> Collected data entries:

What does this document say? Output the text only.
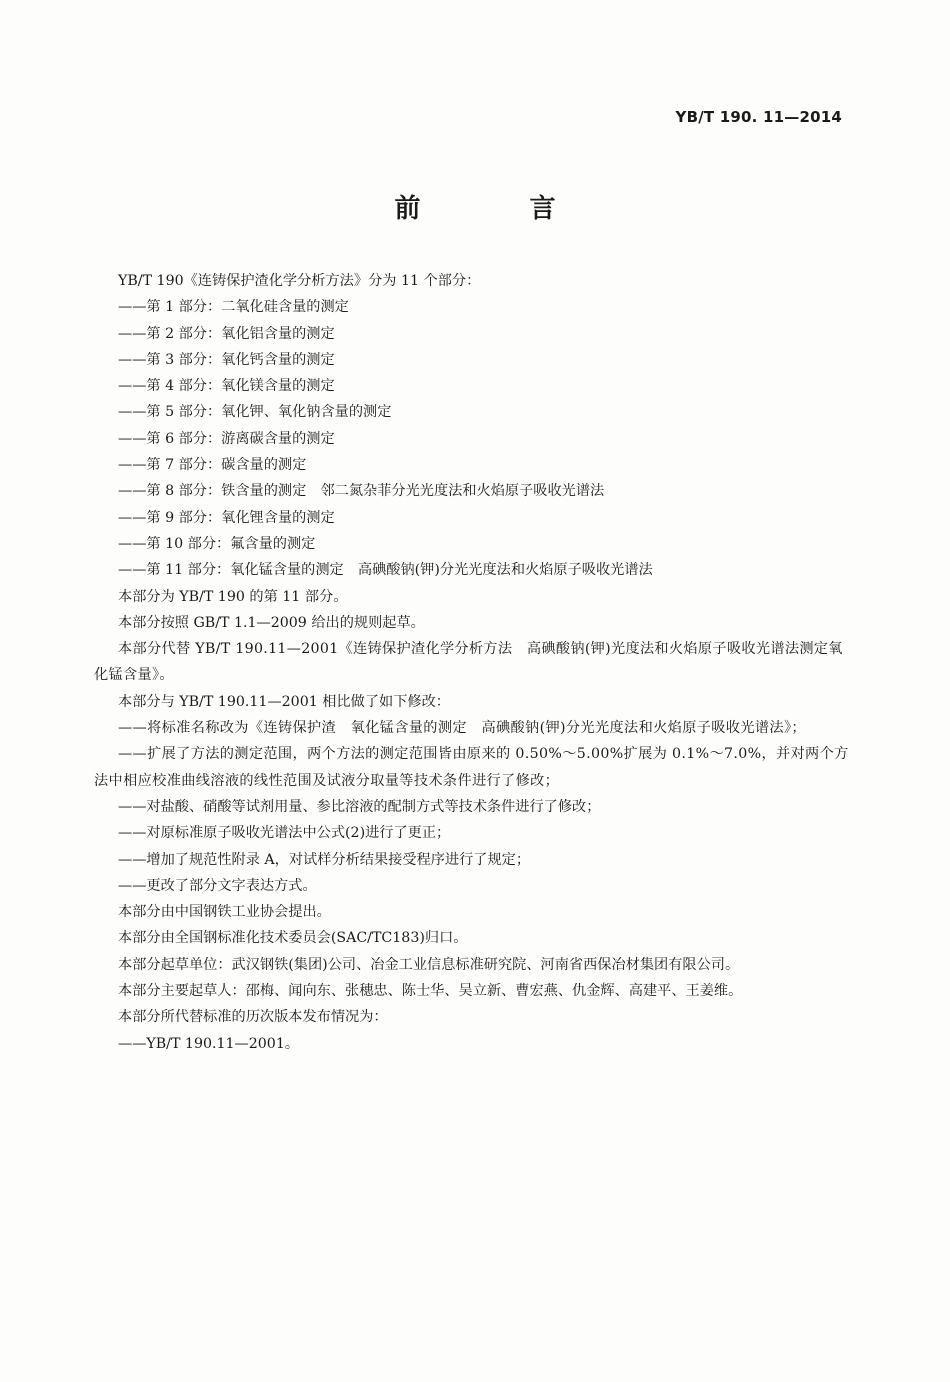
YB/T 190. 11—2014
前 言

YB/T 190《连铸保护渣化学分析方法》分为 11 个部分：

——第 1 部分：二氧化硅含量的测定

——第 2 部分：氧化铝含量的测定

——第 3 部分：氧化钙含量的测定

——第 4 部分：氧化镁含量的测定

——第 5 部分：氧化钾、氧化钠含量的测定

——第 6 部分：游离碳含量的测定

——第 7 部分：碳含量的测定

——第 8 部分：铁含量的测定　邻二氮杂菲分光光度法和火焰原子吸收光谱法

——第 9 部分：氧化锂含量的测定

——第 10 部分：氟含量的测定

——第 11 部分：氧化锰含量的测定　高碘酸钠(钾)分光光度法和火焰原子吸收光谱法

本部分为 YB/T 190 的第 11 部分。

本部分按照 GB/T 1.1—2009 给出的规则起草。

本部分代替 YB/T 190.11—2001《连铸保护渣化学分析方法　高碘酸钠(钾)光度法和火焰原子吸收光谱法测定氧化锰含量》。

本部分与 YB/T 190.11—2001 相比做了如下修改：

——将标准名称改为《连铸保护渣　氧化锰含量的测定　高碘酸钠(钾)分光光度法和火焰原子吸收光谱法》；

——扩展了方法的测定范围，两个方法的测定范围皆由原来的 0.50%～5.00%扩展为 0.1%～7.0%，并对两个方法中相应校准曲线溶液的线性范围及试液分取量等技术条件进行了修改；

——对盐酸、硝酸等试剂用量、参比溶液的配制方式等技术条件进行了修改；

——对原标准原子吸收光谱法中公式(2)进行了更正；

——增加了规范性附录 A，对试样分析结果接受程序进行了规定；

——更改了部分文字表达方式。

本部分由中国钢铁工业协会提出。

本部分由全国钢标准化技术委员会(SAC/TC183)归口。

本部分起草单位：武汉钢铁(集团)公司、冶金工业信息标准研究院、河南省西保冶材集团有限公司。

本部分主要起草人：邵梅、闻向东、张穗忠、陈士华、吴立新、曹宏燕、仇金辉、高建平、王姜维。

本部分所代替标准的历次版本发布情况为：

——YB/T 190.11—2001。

> Work to do:
Repeat each entry precisely as it appears. Leave the pictures out.

> Answer:
What does this document say? Output the text only.
YB/T 190. 11—2014
前 言

YB/T 190《连铸保护渣化学分析方法》分为 11 个部分：

——第 1 部分：二氧化硅含量的测定

——第 2 部分：氧化铝含量的测定

——第 3 部分：氧化钙含量的测定

——第 4 部分：氧化镁含量的测定

——第 5 部分：氧化钾、氧化钠含量的测定

——第 6 部分：游离碳含量的测定

——第 7 部分：碳含量的测定

——第 8 部分：铁含量的测定　邻二氮杂菲分光光度法和火焰原子吸收光谱法

——第 9 部分：氧化锂含量的测定

——第 10 部分：氟含量的测定

——第 11 部分：氧化锰含量的测定　高碘酸钠(钾)分光光度法和火焰原子吸收光谱法

本部分为 YB/T 190 的第 11 部分。

本部分按照 GB/T 1.1—2009 给出的规则起草。

本部分代替 YB/T 190.11—2001《连铸保护渣化学分析方法　高碘酸钠(钾)光度法和火焰原子吸收光谱法测定氧化锰含量》。

本部分与 YB/T 190.11—2001 相比做了如下修改：

——将标准名称改为《连铸保护渣　氧化锰含量的测定　高碘酸钠(钾)分光光度法和火焰原子吸收光谱法》；

——扩展了方法的测定范围，两个方法的测定范围皆由原来的 0.50%～5.00%扩展为 0.1%～7.0%，并对两个方法中相应校准曲线溶液的线性范围及试液分取量等技术条件进行了修改；

——对盐酸、硝酸等试剂用量、参比溶液的配制方式等技术条件进行了修改；

——对原标准原子吸收光谱法中公式(2)进行了更正；

——增加了规范性附录 A，对试样分析结果接受程序进行了规定；

——更改了部分文字表达方式。

本部分由中国钢铁工业协会提出。

本部分由全国钢标准化技术委员会(SAC/TC183)归口。

本部分起草单位：武汉钢铁(集团)公司、冶金工业信息标准研究院、河南省西保冶材集团有限公司。

本部分主要起草人：邵梅、闻向东、张穗忠、陈士华、吴立新、曹宏燕、仇金辉、高建平、王姜维。

本部分所代替标准的历次版本发布情况为：

——YB/T 190.11—2001。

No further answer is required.